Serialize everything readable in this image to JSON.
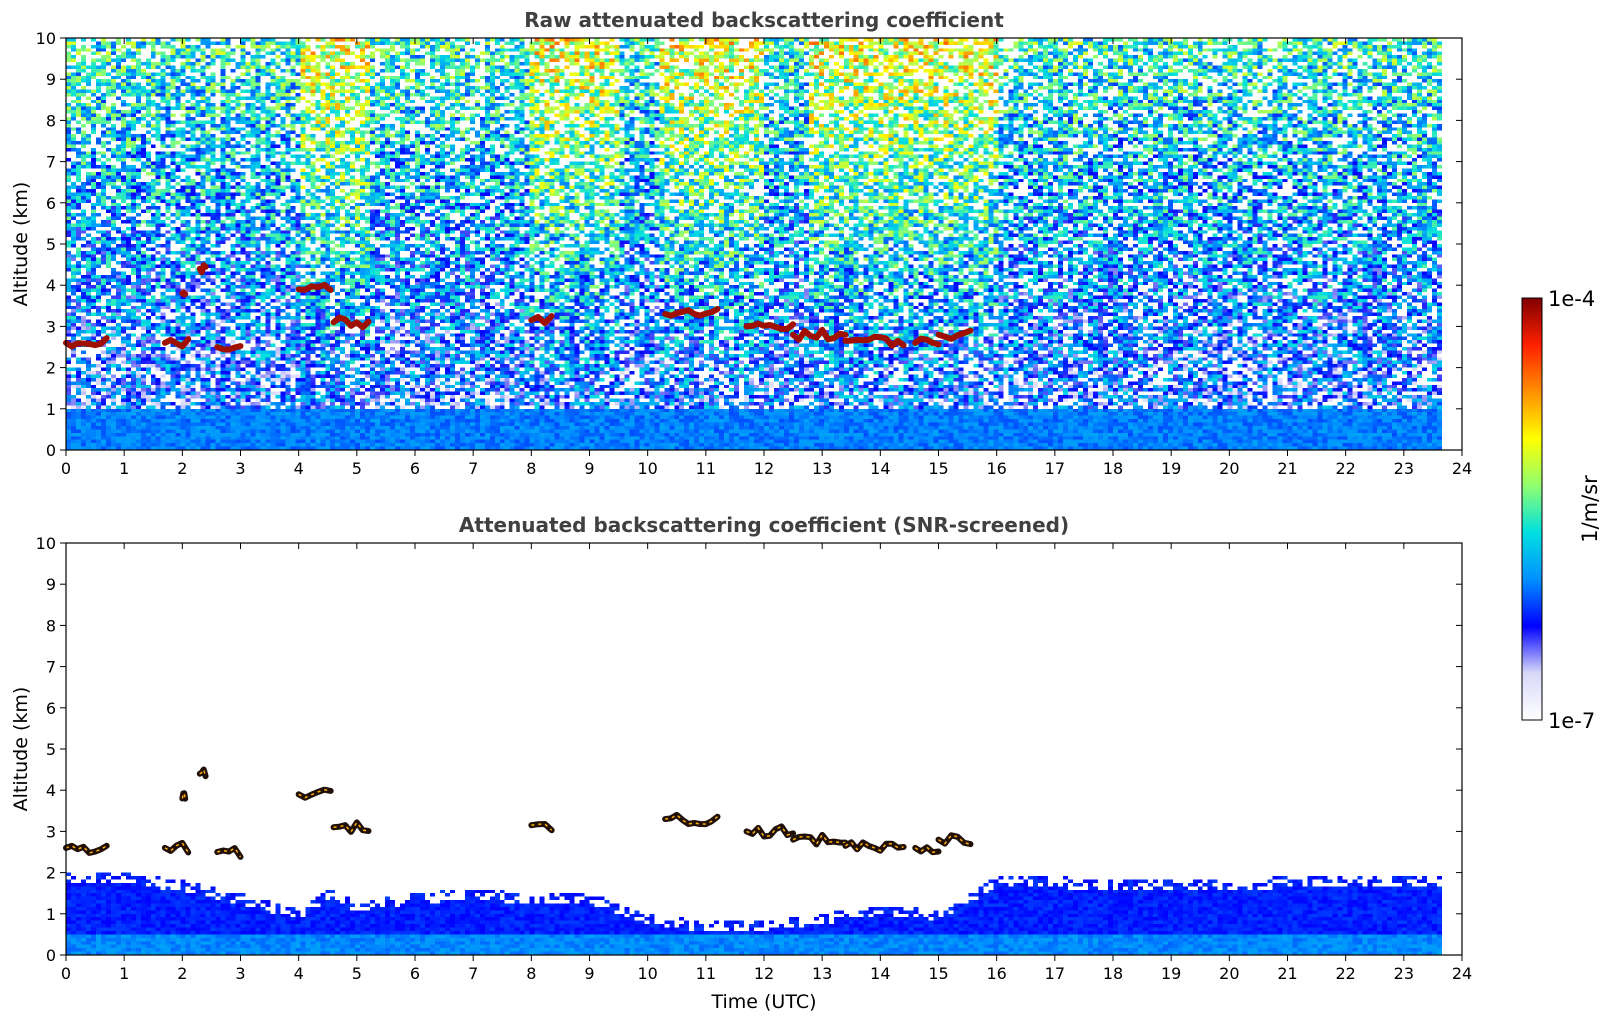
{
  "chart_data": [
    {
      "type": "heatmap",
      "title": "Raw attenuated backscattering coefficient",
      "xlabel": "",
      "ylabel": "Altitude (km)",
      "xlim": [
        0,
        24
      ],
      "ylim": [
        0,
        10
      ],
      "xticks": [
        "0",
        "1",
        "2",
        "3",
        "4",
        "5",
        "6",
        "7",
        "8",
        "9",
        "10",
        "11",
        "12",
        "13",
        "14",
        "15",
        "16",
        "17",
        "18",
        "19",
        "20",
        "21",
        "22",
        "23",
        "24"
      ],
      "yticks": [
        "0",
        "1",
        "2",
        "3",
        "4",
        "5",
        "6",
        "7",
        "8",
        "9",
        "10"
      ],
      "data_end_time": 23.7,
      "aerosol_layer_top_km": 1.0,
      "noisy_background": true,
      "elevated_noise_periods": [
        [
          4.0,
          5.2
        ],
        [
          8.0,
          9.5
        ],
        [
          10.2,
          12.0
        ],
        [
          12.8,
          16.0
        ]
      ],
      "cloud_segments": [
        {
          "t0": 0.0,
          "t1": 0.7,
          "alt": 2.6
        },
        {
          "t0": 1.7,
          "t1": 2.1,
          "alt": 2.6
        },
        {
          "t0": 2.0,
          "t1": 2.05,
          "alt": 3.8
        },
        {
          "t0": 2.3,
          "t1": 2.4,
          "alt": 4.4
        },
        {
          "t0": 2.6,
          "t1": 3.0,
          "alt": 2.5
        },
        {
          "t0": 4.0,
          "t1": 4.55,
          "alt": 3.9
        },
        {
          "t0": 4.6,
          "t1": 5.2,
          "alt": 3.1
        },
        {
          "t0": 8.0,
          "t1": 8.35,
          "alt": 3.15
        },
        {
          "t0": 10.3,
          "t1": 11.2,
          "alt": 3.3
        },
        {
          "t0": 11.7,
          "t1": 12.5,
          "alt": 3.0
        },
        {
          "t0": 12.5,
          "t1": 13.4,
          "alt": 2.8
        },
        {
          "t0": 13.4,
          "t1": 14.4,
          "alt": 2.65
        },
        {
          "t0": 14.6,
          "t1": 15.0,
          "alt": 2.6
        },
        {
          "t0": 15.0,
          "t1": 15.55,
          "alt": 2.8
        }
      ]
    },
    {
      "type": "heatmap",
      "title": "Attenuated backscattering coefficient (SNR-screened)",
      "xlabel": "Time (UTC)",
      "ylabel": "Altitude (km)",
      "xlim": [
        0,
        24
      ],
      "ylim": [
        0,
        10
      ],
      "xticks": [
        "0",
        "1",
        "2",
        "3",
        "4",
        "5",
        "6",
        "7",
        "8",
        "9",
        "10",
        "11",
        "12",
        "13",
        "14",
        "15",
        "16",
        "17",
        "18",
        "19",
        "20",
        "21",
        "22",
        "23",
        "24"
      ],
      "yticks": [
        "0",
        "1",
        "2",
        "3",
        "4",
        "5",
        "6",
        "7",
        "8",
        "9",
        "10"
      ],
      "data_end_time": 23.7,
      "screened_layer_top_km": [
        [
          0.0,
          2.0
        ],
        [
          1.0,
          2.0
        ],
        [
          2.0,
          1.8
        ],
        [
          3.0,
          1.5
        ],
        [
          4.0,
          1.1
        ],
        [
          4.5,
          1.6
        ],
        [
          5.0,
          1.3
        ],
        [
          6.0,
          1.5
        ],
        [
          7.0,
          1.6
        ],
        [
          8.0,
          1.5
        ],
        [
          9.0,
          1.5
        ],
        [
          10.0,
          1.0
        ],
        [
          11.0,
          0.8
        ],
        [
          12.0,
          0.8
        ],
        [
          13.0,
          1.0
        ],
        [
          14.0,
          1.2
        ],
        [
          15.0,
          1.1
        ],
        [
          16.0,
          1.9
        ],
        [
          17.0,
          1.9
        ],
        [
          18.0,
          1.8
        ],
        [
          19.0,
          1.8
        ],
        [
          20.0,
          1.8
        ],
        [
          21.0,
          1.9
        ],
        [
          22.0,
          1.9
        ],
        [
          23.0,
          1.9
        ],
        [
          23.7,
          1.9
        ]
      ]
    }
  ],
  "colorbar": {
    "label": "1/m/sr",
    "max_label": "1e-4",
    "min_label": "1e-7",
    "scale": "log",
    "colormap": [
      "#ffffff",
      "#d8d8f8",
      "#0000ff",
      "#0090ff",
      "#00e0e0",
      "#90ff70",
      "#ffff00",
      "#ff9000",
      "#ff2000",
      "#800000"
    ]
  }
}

==============================

● SET TASK
Reproduce each entry precisely, dropping only the pictures.

● RESPONSE BELOW
Serialize everything readable in this image to JSON.
{
  "chart_data": [
    {
      "type": "heatmap",
      "title": "Raw attenuated backscattering coefficient",
      "xlabel": "",
      "ylabel": "Altitude (km)",
      "xlim": [
        0,
        24
      ],
      "ylim": [
        0,
        10
      ],
      "xticks": [
        "0",
        "1",
        "2",
        "3",
        "4",
        "5",
        "6",
        "7",
        "8",
        "9",
        "10",
        "11",
        "12",
        "13",
        "14",
        "15",
        "16",
        "17",
        "18",
        "19",
        "20",
        "21",
        "22",
        "23",
        "24"
      ],
      "yticks": [
        "0",
        "1",
        "2",
        "3",
        "4",
        "5",
        "6",
        "7",
        "8",
        "9",
        "10"
      ],
      "data_end_time": 23.7,
      "aerosol_layer_top_km": 1.0,
      "noisy_background": true,
      "elevated_noise_periods": [
        [
          4.0,
          5.2
        ],
        [
          8.0,
          9.5
        ],
        [
          10.2,
          12.0
        ],
        [
          12.8,
          16.0
        ]
      ],
      "cloud_segments": [
        {
          "t0": 0.0,
          "t1": 0.7,
          "alt": 2.6
        },
        {
          "t0": 1.7,
          "t1": 2.1,
          "alt": 2.6
        },
        {
          "t0": 2.0,
          "t1": 2.05,
          "alt": 3.8
        },
        {
          "t0": 2.3,
          "t1": 2.4,
          "alt": 4.4
        },
        {
          "t0": 2.6,
          "t1": 3.0,
          "alt": 2.5
        },
        {
          "t0": 4.0,
          "t1": 4.55,
          "alt": 3.9
        },
        {
          "t0": 4.6,
          "t1": 5.2,
          "alt": 3.1
        },
        {
          "t0": 8.0,
          "t1": 8.35,
          "alt": 3.15
        },
        {
          "t0": 10.3,
          "t1": 11.2,
          "alt": 3.3
        },
        {
          "t0": 11.7,
          "t1": 12.5,
          "alt": 3.0
        },
        {
          "t0": 12.5,
          "t1": 13.4,
          "alt": 2.8
        },
        {
          "t0": 13.4,
          "t1": 14.4,
          "alt": 2.65
        },
        {
          "t0": 14.6,
          "t1": 15.0,
          "alt": 2.6
        },
        {
          "t0": 15.0,
          "t1": 15.55,
          "alt": 2.8
        }
      ]
    },
    {
      "type": "heatmap",
      "title": "Attenuated backscattering coefficient (SNR-screened)",
      "xlabel": "Time (UTC)",
      "ylabel": "Altitude (km)",
      "xlim": [
        0,
        24
      ],
      "ylim": [
        0,
        10
      ],
      "xticks": [
        "0",
        "1",
        "2",
        "3",
        "4",
        "5",
        "6",
        "7",
        "8",
        "9",
        "10",
        "11",
        "12",
        "13",
        "14",
        "15",
        "16",
        "17",
        "18",
        "19",
        "20",
        "21",
        "22",
        "23",
        "24"
      ],
      "yticks": [
        "0",
        "1",
        "2",
        "3",
        "4",
        "5",
        "6",
        "7",
        "8",
        "9",
        "10"
      ],
      "data_end_time": 23.7,
      "screened_layer_top_km": [
        [
          0.0,
          2.0
        ],
        [
          1.0,
          2.0
        ],
        [
          2.0,
          1.8
        ],
        [
          3.0,
          1.5
        ],
        [
          4.0,
          1.1
        ],
        [
          4.5,
          1.6
        ],
        [
          5.0,
          1.3
        ],
        [
          6.0,
          1.5
        ],
        [
          7.0,
          1.6
        ],
        [
          8.0,
          1.5
        ],
        [
          9.0,
          1.5
        ],
        [
          10.0,
          1.0
        ],
        [
          11.0,
          0.8
        ],
        [
          12.0,
          0.8
        ],
        [
          13.0,
          1.0
        ],
        [
          14.0,
          1.2
        ],
        [
          15.0,
          1.1
        ],
        [
          16.0,
          1.9
        ],
        [
          17.0,
          1.9
        ],
        [
          18.0,
          1.8
        ],
        [
          19.0,
          1.8
        ],
        [
          20.0,
          1.8
        ],
        [
          21.0,
          1.9
        ],
        [
          22.0,
          1.9
        ],
        [
          23.0,
          1.9
        ],
        [
          23.7,
          1.9
        ]
      ]
    }
  ],
  "colorbar": {
    "label": "1/m/sr",
    "max_label": "1e-4",
    "min_label": "1e-7",
    "scale": "log",
    "colormap": [
      "#ffffff",
      "#d8d8f8",
      "#0000ff",
      "#0090ff",
      "#00e0e0",
      "#90ff70",
      "#ffff00",
      "#ff9000",
      "#ff2000",
      "#800000"
    ]
  }
}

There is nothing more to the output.